Extracted data entries
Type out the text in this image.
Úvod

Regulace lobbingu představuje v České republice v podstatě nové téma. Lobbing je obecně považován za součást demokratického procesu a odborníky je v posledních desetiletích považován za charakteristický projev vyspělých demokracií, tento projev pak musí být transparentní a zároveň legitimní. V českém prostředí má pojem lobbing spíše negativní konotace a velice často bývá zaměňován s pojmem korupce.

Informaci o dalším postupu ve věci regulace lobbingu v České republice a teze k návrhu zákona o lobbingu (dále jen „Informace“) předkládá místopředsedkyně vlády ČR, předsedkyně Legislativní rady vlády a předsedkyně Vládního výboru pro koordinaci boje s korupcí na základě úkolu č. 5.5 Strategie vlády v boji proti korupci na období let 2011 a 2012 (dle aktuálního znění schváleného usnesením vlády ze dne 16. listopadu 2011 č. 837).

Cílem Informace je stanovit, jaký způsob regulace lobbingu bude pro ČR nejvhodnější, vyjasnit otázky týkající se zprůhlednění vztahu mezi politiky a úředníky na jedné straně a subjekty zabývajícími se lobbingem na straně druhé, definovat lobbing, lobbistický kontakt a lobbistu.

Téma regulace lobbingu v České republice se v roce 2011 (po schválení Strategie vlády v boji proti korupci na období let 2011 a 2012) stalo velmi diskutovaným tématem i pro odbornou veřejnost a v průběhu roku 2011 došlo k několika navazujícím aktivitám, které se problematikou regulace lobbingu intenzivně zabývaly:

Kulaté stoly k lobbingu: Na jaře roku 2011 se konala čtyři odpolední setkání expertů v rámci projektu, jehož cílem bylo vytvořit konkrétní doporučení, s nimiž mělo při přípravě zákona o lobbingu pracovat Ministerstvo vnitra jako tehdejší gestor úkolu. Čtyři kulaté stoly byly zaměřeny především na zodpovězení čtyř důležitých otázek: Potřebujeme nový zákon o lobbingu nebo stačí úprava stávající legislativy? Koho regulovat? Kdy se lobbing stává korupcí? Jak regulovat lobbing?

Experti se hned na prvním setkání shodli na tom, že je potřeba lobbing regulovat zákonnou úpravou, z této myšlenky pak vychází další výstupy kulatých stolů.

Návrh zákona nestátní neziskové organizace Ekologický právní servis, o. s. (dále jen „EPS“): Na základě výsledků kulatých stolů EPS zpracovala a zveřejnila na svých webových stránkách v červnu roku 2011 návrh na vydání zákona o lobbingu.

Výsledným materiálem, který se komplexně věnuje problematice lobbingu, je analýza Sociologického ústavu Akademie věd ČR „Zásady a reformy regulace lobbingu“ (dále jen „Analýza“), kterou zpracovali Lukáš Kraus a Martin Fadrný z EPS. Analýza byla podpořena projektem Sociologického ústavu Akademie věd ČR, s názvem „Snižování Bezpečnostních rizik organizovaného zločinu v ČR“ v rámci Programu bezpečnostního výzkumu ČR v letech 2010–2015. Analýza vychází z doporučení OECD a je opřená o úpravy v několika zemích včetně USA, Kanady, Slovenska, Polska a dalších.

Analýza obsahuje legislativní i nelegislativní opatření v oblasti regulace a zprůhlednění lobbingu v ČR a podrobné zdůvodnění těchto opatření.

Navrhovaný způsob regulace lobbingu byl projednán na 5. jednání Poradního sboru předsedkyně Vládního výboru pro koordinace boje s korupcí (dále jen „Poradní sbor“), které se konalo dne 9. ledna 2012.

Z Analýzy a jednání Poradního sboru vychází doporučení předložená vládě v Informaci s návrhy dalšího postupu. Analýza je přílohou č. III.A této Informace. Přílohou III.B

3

** Work to be completed **
Out of the material above, gather each line where "Vládního" appears.

** The solution **
Informaci o dalším postupu ve věci regulace lobbingu v České republice a teze k návrhu zákona o lobbingu (dále jen „Informace“) předkládá místopředsedkyně vlády ČR, předsedkyně Legislativní rady vlády a předsedkyně Vládního výboru pro koordinaci boje s korupcí na základě úkolu č. 5.5 Strategie vlády v boji proti korupci na období let 2011 a 2012 (dle aktuálního znění schváleného usnesením vlády ze dne 16. listopadu 2011 č. 837).
Navrhovaný způsob regulace lobbingu byl projednán na 5. jednání Poradního sboru předsedkyně Vládního výboru pro koordinace boje s korupcí (dále jen „Poradní sbor“), které se konalo dne 9. ledna 2012.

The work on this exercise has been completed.